## To do
Your task is to transcribe the data in full.
━━━━━━━━
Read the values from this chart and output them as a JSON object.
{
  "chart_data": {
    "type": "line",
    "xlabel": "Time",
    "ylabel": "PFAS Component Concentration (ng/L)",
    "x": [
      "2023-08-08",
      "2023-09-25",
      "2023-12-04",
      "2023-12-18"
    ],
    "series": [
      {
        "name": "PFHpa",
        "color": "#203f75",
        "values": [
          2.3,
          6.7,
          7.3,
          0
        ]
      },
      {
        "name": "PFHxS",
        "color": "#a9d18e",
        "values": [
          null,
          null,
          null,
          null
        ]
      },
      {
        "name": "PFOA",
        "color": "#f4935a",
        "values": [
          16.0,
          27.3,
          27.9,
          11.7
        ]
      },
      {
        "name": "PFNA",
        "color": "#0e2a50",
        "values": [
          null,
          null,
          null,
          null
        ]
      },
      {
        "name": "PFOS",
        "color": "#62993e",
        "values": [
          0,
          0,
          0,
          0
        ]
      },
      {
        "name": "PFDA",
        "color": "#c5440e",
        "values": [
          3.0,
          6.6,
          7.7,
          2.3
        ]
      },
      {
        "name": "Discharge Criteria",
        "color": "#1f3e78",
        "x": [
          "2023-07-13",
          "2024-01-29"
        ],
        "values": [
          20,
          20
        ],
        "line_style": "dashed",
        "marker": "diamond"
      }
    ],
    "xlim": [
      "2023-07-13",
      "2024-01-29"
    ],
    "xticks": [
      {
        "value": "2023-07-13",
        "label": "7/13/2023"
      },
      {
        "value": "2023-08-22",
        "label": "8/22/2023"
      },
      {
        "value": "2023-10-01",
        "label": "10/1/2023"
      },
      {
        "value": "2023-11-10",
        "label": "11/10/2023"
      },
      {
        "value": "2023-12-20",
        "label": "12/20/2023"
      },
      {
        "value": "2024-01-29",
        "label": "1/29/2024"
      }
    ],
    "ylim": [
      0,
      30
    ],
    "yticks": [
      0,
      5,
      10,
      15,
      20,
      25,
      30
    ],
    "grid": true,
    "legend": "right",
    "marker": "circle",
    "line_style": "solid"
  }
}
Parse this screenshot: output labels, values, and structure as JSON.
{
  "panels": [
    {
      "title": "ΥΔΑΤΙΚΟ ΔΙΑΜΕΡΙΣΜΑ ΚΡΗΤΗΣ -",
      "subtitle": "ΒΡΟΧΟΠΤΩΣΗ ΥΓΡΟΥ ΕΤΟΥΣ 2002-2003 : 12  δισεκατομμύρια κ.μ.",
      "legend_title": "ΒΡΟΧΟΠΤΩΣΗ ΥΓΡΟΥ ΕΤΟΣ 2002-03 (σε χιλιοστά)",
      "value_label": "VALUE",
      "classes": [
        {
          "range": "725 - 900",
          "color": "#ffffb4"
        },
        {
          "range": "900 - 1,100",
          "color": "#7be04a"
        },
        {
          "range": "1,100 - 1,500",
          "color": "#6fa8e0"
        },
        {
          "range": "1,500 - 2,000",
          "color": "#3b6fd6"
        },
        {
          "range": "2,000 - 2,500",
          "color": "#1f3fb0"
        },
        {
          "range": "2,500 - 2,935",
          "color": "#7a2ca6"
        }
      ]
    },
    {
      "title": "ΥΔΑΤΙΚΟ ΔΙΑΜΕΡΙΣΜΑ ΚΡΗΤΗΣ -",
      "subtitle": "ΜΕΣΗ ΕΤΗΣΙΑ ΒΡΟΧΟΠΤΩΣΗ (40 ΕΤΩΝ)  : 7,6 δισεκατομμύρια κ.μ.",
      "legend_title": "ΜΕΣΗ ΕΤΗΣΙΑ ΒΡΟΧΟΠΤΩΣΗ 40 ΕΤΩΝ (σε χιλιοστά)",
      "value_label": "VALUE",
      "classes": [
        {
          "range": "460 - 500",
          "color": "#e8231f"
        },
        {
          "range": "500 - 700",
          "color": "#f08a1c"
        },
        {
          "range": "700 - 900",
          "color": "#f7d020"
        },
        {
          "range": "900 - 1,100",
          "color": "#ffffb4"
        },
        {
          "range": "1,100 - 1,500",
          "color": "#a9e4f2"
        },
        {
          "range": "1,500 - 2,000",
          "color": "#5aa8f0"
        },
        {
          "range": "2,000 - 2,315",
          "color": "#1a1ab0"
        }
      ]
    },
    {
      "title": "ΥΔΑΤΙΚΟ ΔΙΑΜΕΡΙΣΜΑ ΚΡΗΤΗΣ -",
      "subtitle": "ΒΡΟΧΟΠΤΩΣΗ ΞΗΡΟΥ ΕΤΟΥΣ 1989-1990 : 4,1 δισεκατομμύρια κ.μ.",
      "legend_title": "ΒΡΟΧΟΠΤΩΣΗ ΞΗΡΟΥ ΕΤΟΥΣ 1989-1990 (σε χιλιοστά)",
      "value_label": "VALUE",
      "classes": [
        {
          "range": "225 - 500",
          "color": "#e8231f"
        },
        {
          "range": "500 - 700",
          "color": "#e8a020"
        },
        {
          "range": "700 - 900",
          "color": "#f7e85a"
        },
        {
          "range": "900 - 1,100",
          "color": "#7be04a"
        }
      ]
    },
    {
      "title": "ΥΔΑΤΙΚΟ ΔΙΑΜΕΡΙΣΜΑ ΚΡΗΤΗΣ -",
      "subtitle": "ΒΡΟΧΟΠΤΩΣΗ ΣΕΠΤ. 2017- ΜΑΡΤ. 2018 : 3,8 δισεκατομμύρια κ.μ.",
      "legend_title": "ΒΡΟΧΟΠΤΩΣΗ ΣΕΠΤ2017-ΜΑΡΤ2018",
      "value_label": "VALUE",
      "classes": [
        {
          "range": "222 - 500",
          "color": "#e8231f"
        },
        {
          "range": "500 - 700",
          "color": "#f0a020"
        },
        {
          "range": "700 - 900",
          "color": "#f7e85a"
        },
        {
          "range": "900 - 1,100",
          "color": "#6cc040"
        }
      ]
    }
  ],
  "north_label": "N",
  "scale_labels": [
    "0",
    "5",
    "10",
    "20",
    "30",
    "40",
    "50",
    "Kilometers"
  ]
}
━━━━━━━━
## Output for this exercise
Read the values from this chart and output them as a JSON object.
{
  "chart_data": {
    "type": "line",
    "xlabel": "Time",
    "ylabel": "PFAS Component Concentration (ng/L)",
    "x": [
      "2023-08-08",
      "2023-09-25",
      "2023-12-04",
      "2023-12-18"
    ],
    "series": [
      {
        "name": "PFHpa",
        "color": "#203f75",
        "values": [
          2.3,
          6.7,
          7.3,
          0
        ]
      },
      {
        "name": "PFHxS",
        "color": "#a9d18e",
        "values": [
          null,
          null,
          null,
          null
        ]
      },
      {
        "name": "PFOA",
        "color": "#f4935a",
        "values": [
          16.0,
          27.3,
          27.9,
          11.7
        ]
      },
      {
        "name": "PFNA",
        "color": "#0e2a50",
        "values": [
          null,
          null,
          null,
          null
        ]
      },
      {
        "name": "PFOS",
        "color": "#62993e",
        "values": [
          0,
          0,
          0,
          0
        ]
      },
      {
        "name": "PFDA",
        "color": "#c5440e",
        "values": [
          3.0,
          6.6,
          7.7,
          2.3
        ]
      },
      {
        "name": "Discharge Criteria",
        "color": "#1f3e78",
        "x": [
          "2023-07-13",
          "2024-01-29"
        ],
        "values": [
          20,
          20
        ],
        "line_style": "dashed",
        "marker": "diamond"
      }
    ],
    "xlim": [
      "2023-07-13",
      "2024-01-29"
    ],
    "xticks": [
      {
        "value": "2023-07-13",
        "label": "7/13/2023"
      },
      {
        "value": "2023-08-22",
        "label": "8/22/2023"
      },
      {
        "value": "2023-10-01",
        "label": "10/1/2023"
      },
      {
        "value": "2023-11-10",
        "label": "11/10/2023"
      },
      {
        "value": "2023-12-20",
        "label": "12/20/2023"
      },
      {
        "value": "2024-01-29",
        "label": "1/29/2024"
      }
    ],
    "ylim": [
      0,
      30
    ],
    "yticks": [
      0,
      5,
      10,
      15,
      20,
      25,
      30
    ],
    "grid": true,
    "legend": "right",
    "marker": "circle",
    "line_style": "solid"
  }
}
Parse this screenshot: output labels, values, and structure as JSON.
{
  "panels": [
    {
      "title": "ΥΔΑΤΙΚΟ ΔΙΑΜΕΡΙΣΜΑ ΚΡΗΤΗΣ -",
      "subtitle": "ΒΡΟΧΟΠΤΩΣΗ ΥΓΡΟΥ ΕΤΟΥΣ 2002-2003 : 12  δισεκατομμύρια κ.μ.",
      "legend_title": "ΒΡΟΧΟΠΤΩΣΗ ΥΓΡΟΥ ΕΤΟΣ 2002-03 (σε χιλιοστά)",
      "value_label": "VALUE",
      "classes": [
        {
          "range": "725 - 900",
          "color": "#ffffb4"
        },
        {
          "range": "900 - 1,100",
          "color": "#7be04a"
        },
        {
          "range": "1,100 - 1,500",
          "color": "#6fa8e0"
        },
        {
          "range": "1,500 - 2,000",
          "color": "#3b6fd6"
        },
        {
          "range": "2,000 - 2,500",
          "color": "#1f3fb0"
        },
        {
          "range": "2,500 - 2,935",
          "color": "#7a2ca6"
        }
      ]
    },
    {
      "title": "ΥΔΑΤΙΚΟ ΔΙΑΜΕΡΙΣΜΑ ΚΡΗΤΗΣ -",
      "subtitle": "ΜΕΣΗ ΕΤΗΣΙΑ ΒΡΟΧΟΠΤΩΣΗ (40 ΕΤΩΝ)  : 7,6 δισεκατομμύρια κ.μ.",
      "legend_title": "ΜΕΣΗ ΕΤΗΣΙΑ ΒΡΟΧΟΠΤΩΣΗ 40 ΕΤΩΝ (σε χιλιοστά)",
      "value_label": "VALUE",
      "classes": [
        {
          "range": "460 - 500",
          "color": "#e8231f"
        },
        {
          "range": "500 - 700",
          "color": "#f08a1c"
        },
        {
          "range": "700 - 900",
          "color": "#f7d020"
        },
        {
          "range": "900 - 1,100",
          "color": "#ffffb4"
        },
        {
          "range": "1,100 - 1,500",
          "color": "#a9e4f2"
        },
        {
          "range": "1,500 - 2,000",
          "color": "#5aa8f0"
        },
        {
          "range": "2,000 - 2,315",
          "color": "#1a1ab0"
        }
      ]
    },
    {
      "title": "ΥΔΑΤΙΚΟ ΔΙΑΜΕΡΙΣΜΑ ΚΡΗΤΗΣ -",
      "subtitle": "ΒΡΟΧΟΠΤΩΣΗ ΞΗΡΟΥ ΕΤΟΥΣ 1989-1990 : 4,1 δισεκατομμύρια κ.μ.",
      "legend_title": "ΒΡΟΧΟΠΤΩΣΗ ΞΗΡΟΥ ΕΤΟΥΣ 1989-1990 (σε χιλιοστά)",
      "value_label": "VALUE",
      "classes": [
        {
          "range": "225 - 500",
          "color": "#e8231f"
        },
        {
          "range": "500 - 700",
          "color": "#e8a020"
        },
        {
          "range": "700 - 900",
          "color": "#f7e85a"
        },
        {
          "range": "900 - 1,100",
          "color": "#7be04a"
        }
      ]
    },
    {
      "title": "ΥΔΑΤΙΚΟ ΔΙΑΜΕΡΙΣΜΑ ΚΡΗΤΗΣ -",
      "subtitle": "ΒΡΟΧΟΠΤΩΣΗ ΣΕΠΤ. 2017- ΜΑΡΤ. 2018 : 3,8 δισεκατομμύρια κ.μ.",
      "legend_title": "ΒΡΟΧΟΠΤΩΣΗ ΣΕΠΤ2017-ΜΑΡΤ2018",
      "value_label": "VALUE",
      "classes": [
        {
          "range": "222 - 500",
          "color": "#e8231f"
        },
        {
          "range": "500 - 700",
          "color": "#f0a020"
        },
        {
          "range": "700 - 900",
          "color": "#f7e85a"
        },
        {
          "range": "900 - 1,100",
          "color": "#6cc040"
        }
      ]
    }
  ],
  "north_label": "N",
  "scale_labels": [
    "0",
    "5",
    "10",
    "20",
    "30",
    "40",
    "50",
    "Kilometers"
  ]
}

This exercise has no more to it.